- _Stated goal_: Give back all the data exactly, line by line.

···

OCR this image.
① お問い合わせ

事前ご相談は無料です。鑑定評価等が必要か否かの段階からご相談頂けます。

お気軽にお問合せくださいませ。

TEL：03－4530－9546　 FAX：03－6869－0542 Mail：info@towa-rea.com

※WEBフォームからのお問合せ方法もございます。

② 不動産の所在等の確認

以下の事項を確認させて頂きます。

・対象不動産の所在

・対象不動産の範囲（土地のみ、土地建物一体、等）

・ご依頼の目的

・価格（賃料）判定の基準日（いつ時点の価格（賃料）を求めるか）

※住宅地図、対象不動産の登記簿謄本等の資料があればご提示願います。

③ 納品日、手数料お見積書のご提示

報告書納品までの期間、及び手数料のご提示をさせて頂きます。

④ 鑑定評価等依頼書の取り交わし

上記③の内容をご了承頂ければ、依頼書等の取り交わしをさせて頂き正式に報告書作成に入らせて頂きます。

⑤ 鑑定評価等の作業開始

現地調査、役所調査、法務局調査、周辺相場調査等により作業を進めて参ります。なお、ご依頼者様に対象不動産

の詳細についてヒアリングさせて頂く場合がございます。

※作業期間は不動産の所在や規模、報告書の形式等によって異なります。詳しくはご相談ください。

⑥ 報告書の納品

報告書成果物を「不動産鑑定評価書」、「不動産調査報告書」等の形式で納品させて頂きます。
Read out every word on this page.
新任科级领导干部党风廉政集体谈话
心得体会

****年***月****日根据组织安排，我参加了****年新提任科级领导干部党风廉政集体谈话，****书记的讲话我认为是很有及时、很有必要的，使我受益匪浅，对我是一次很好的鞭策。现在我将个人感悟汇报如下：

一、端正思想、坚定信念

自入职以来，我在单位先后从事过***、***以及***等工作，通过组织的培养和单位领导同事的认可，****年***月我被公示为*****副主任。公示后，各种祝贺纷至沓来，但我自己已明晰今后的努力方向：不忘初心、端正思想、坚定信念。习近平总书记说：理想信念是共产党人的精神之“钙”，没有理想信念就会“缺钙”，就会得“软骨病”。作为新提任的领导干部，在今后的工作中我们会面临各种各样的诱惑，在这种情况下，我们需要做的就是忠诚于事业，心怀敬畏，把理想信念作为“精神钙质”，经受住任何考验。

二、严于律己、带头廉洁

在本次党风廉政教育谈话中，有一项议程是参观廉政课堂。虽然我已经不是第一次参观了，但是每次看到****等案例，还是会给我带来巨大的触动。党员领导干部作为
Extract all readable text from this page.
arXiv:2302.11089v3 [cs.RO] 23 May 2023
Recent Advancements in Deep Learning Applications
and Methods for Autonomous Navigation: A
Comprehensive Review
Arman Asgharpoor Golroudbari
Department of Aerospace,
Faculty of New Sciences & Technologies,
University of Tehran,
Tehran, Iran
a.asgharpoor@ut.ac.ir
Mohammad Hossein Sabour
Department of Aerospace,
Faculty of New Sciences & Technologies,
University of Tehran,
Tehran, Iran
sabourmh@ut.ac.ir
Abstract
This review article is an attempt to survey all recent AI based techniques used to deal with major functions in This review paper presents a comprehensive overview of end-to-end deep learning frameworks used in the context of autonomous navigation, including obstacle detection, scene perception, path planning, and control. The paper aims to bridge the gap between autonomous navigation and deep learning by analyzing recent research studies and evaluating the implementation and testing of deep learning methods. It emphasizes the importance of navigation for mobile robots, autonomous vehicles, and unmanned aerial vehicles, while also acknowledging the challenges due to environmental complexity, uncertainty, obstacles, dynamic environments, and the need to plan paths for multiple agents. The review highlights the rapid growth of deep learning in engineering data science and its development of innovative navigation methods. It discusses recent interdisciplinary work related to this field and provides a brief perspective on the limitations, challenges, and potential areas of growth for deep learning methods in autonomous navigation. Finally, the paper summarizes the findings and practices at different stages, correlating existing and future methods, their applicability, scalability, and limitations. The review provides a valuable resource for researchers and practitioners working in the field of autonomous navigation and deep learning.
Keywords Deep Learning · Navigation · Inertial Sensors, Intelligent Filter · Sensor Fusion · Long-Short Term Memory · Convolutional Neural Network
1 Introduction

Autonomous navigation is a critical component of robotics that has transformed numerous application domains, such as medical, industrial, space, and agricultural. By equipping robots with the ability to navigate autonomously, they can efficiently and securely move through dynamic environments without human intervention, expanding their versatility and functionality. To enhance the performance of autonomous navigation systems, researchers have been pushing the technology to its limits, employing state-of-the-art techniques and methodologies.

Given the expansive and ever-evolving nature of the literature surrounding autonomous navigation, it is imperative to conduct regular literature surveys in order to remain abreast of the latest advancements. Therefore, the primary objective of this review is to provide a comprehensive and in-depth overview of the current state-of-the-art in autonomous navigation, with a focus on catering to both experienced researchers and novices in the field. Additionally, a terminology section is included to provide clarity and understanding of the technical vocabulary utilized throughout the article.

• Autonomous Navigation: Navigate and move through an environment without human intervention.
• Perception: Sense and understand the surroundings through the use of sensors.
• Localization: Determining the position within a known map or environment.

···

- _Written response_:
OCR this image.
① お問い合わせ

事前ご相談は無料です。鑑定評価等が必要か否かの段階からご相談頂けます。

お気軽にお問合せくださいませ。

TEL：03－4530－9546　 FAX：03－6869－0542 Mail：info@towa-rea.com

※WEBフォームからのお問合せ方法もございます。

② 不動産の所在等の確認

以下の事項を確認させて頂きます。

・対象不動産の所在

・対象不動産の範囲（土地のみ、土地建物一体、等）

・ご依頼の目的

・価格（賃料）判定の基準日（いつ時点の価格（賃料）を求めるか）

※住宅地図、対象不動産の登記簿謄本等の資料があればご提示願います。

③ 納品日、手数料お見積書のご提示

報告書納品までの期間、及び手数料のご提示をさせて頂きます。

④ 鑑定評価等依頼書の取り交わし

上記③の内容をご了承頂ければ、依頼書等の取り交わしをさせて頂き正式に報告書作成に入らせて頂きます。

⑤ 鑑定評価等の作業開始

現地調査、役所調査、法務局調査、周辺相場調査等により作業を進めて参ります。なお、ご依頼者様に対象不動産

の詳細についてヒアリングさせて頂く場合がございます。

※作業期間は不動産の所在や規模、報告書の形式等によって異なります。詳しくはご相談ください。

⑥ 報告書の納品

報告書成果物を「不動産鑑定評価書」、「不動産調査報告書」等の形式で納品させて頂きます。
Read out every word on this page.
新任科级领导干部党风廉政集体谈话
心得体会

****年***月****日根据组织安排，我参加了****年新提任科级领导干部党风廉政集体谈话，****书记的讲话我认为是很有及时、很有必要的，使我受益匪浅，对我是一次很好的鞭策。现在我将个人感悟汇报如下：

一、端正思想、坚定信念

自入职以来，我在单位先后从事过***、***以及***等工作，通过组织的培养和单位领导同事的认可，****年***月我被公示为*****副主任。公示后，各种祝贺纷至沓来，但我自己已明晰今后的努力方向：不忘初心、端正思想、坚定信念。习近平总书记说：理想信念是共产党人的精神之“钙”，没有理想信念就会“缺钙”，就会得“软骨病”。作为新提任的领导干部，在今后的工作中我们会面临各种各样的诱惑，在这种情况下，我们需要做的就是忠诚于事业，心怀敬畏，把理想信念作为“精神钙质”，经受住任何考验。

二、严于律己、带头廉洁

在本次党风廉政教育谈话中，有一项议程是参观廉政课堂。虽然我已经不是第一次参观了，但是每次看到****等案例，还是会给我带来巨大的触动。党员领导干部作为
Extract all readable text from this page.
arXiv:2302.11089v3 [cs.RO] 23 May 2023
Recent Advancements in Deep Learning Applications
and Methods for Autonomous Navigation: A
Comprehensive Review
Arman Asgharpoor Golroudbari
Department of Aerospace,
Faculty of New Sciences & Technologies,
University of Tehran,
Tehran, Iran
a.asgharpoor@ut.ac.ir
Mohammad Hossein Sabour
Department of Aerospace,
Faculty of New Sciences & Technologies,
University of Tehran,
Tehran, Iran
sabourmh@ut.ac.ir
Abstract
This review article is an attempt to survey all recent AI based techniques used to deal with major functions in This review paper presents a comprehensive overview of end-to-end deep learning frameworks used in the context of autonomous navigation, including obstacle detection, scene perception, path planning, and control. The paper aims to bridge the gap between autonomous navigation and deep learning by analyzing recent research studies and evaluating the implementation and testing of deep learning methods. It emphasizes the importance of navigation for mobile robots, autonomous vehicles, and unmanned aerial vehicles, while also acknowledging the challenges due to environmental complexity, uncertainty, obstacles, dynamic environments, and the need to plan paths for multiple agents. The review highlights the rapid growth of deep learning in engineering data science and its development of innovative navigation methods. It discusses recent interdisciplinary work related to this field and provides a brief perspective on the limitations, challenges, and potential areas of growth for deep learning methods in autonomous navigation. Finally, the paper summarizes the findings and practices at different stages, correlating existing and future methods, their applicability, scalability, and limitations. The review provides a valuable resource for researchers and practitioners working in the field of autonomous navigation and deep learning.
Keywords Deep Learning · Navigation · Inertial Sensors, Intelligent Filter · Sensor Fusion · Long-Short Term Memory · Convolutional Neural Network
1 Introduction

Autonomous navigation is a critical component of robotics that has transformed numerous application domains, such as medical, industrial, space, and agricultural. By equipping robots with the ability to navigate autonomously, they can efficiently and securely move through dynamic environments without human intervention, expanding their versatility and functionality. To enhance the performance of autonomous navigation systems, researchers have been pushing the technology to its limits, employing state-of-the-art techniques and methodologies.

Given the expansive and ever-evolving nature of the literature surrounding autonomous navigation, it is imperative to conduct regular literature surveys in order to remain abreast of the latest advancements. Therefore, the primary objective of this review is to provide a comprehensive and in-depth overview of the current state-of-the-art in autonomous navigation, with a focus on catering to both experienced researchers and novices in the field. Additionally, a terminology section is included to provide clarity and understanding of the technical vocabulary utilized throughout the article.

• Autonomous Navigation: Navigate and move through an environment without human intervention.
• Perception: Sense and understand the surroundings through the use of sensors.
• Localization: Determining the position within a known map or environment.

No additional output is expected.